**PROBLEMS:**
1) According to the inspection report on the control valve packing, how much had been shaved off the gland follower in CV-1057 in 1987?
2) Please go on with the inspection report on the spray control valve packing from the point where it stops.

**SOURCE:**
Although there was no evidence to suggest that the new packing design was unacceptable if installed correctly, the additional configuration control associated with the design process may have prevented installation of the packing without the end rings.

Along with the packing and end rings, the licensee received detailed installation instructions and a diagram showing a typical packing arrangement. The picture showed five rings of 5800I packing with two end rings (one on top and one on bottom). Despite what had been ordered, received, and evaluated, the maintenance plan only directed that a Style 5800 packing set be installed. The end rings were not identified specifically in the plan, nor was any further guidance provided regarding the packing configuration. During the root cause evaluation, the licensee discovered that contrary to the Chesterton 5800I packing design, the 1601CR end rings had not been installed in either of the control valves during the outage. Additionally, the licensee identified that in 1987, 0.5 inches had been inappropriately shaved off of the gland follower in CV-1057 to facilitate reassembly of the valve. The licensee concluded that both conditions together led to the packing failure of CV-1057. However, this was not realized until approximately a week after the plant had been restarted. Initially thinking the failure was due to inadequate packing consolidation, the licensee repacked CV-1057 with the previous packing design (style 5300) and reconsolidated CV-1059 with more prescriptive work instructions. When the root cause team determined the end rings were an issue, the licensee inspected and confirmed that end rings were missing from CV-1059 as well.

The licensee corrected this by repacking it with the 5300 style packing. Inspector review of the issue determined that contrary to the licensees Configuration Management procedure, EN-DC-105, the licensee did not maintain adequate control over the packing configuration of the spray control valves, and that packing data for plant valves in general was not well organized. Additionally, the inspectors determined that the lack of clear, detailed work instructions also contributed to the improper packing of CV-1057 and CV-1059.

Analysis:

The inspectors determined that the failure to maintain the configuration of the facility (packing) in accordance with design, as required by EN-DC-105, Configuration Management, was a performance deficiency warranting further evaluation with the Significance Determination Process. The inspectors determined that the finding was more than minor in accordance with IMC 0612 "Power Reactor Inspection Reports,"

**MATERIAL PROVIDED:**
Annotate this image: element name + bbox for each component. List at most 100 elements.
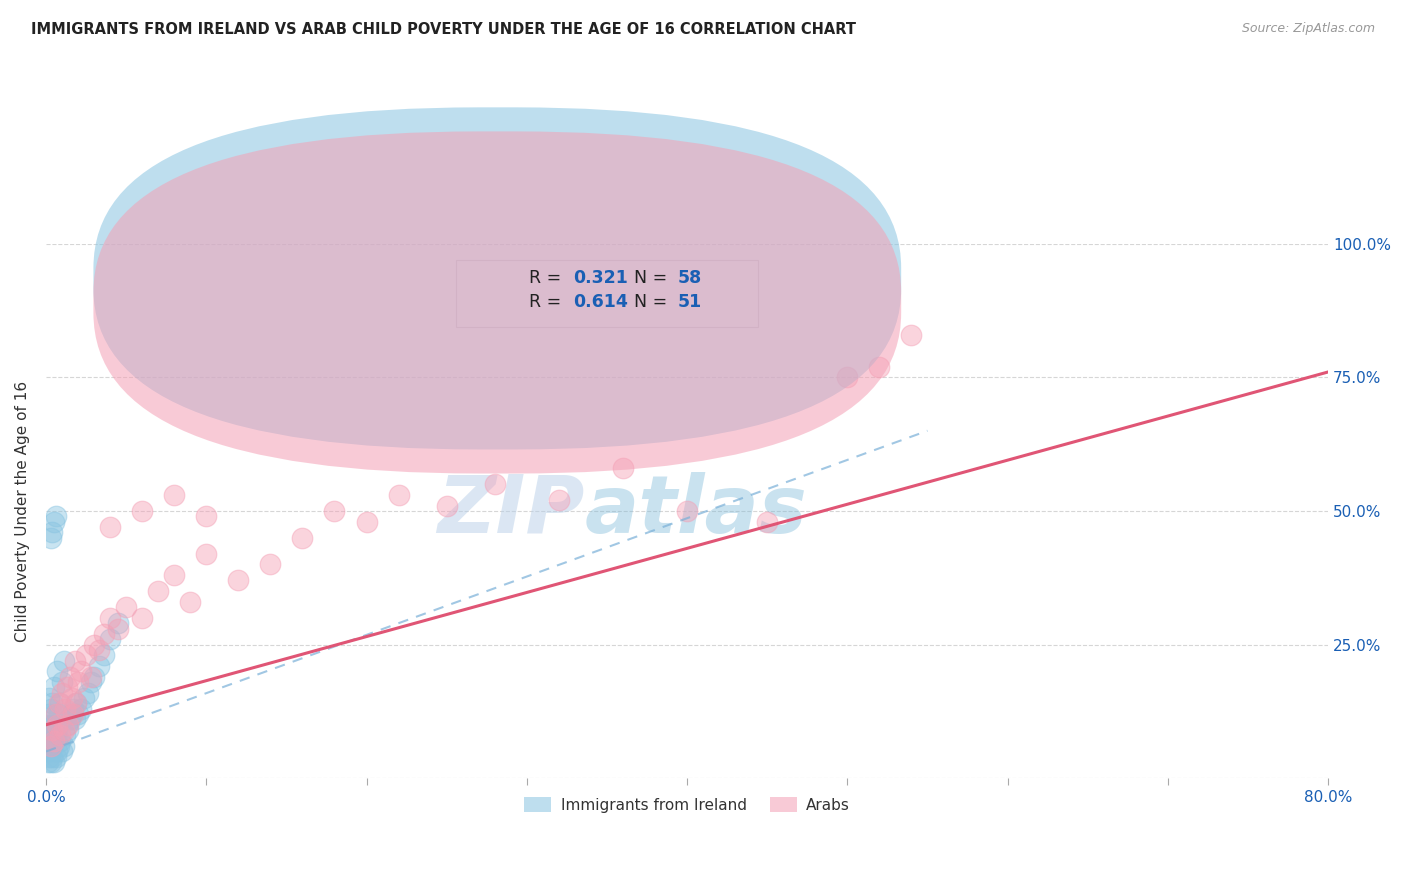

**RESPONSES PER TASK:**
1) 0.5 inches

2)
Appendix B, "Issue Screening," because it affected the Initiating Events cornerstone attribute of Design Control and adversely impacted the objective to limit the likelihood of those events that upset plant stability and challenge critical safety functions during power operations. Specifically, the issue resulted in PCS leakage greater than TS limits, a manual reactor trip, and declaration of an Unusual Event.

The inspectors evaluated the finding in accordance with IMC 0609, Significance Determination Process, Attachment 0609.04, Phase 1 - Initial Screening and Characterization of Findings, Table 4a for the Initiating Events Cornerstone. The inspectors answered Yes to the Loss Of Coolant Accident Initiators screening question Assuming worst case degradation, would the finding result in exceeding the TS limit for any RCS leakage or could the finding have likely affected other mitigation systems resulting in total loss of their safety function?, since the packing leakage on Pressurizer (PZR) spray valve CV-1057 was greater than the TS limit for unidentified PCS leakage of 10 gpm (leakage was approximately 10 to 20 gpm). Therefore, a Phase 2 SDP evaluation was performed using MC0609, Appendix A, Determining the Significance of Reactor Inspection Findings for At-Power Situations.

Using Table 2 of the Risk-Informed Inspection Notebook for Palisades Nuclear Power Plant (Revision 2.1a), PZR spray was evaluated to only affect the Steam Generator Tube Rupture initiating event scenarios. Table 3.7, Significant Determination Process Worksheet for Palisades Nuclear Power Plant - Steam Generator Tube Rupture (SGTR), was used to evaluate the significance in Phase 2. Using an initiating event likelihood (IEL) of 4 for a 3-30 days exposure time period (i.e., the time period in which PZR spray valve CV-1057 would have been unavailable) resulted in a value of 7 for both delta core damage frequency (CDF) and delta large early release frequency (LERF). This result was Green for CDF and White for LERF. Since the Phase 2 results are inherently conservative, a Phase 3 SDP evaluation was performed.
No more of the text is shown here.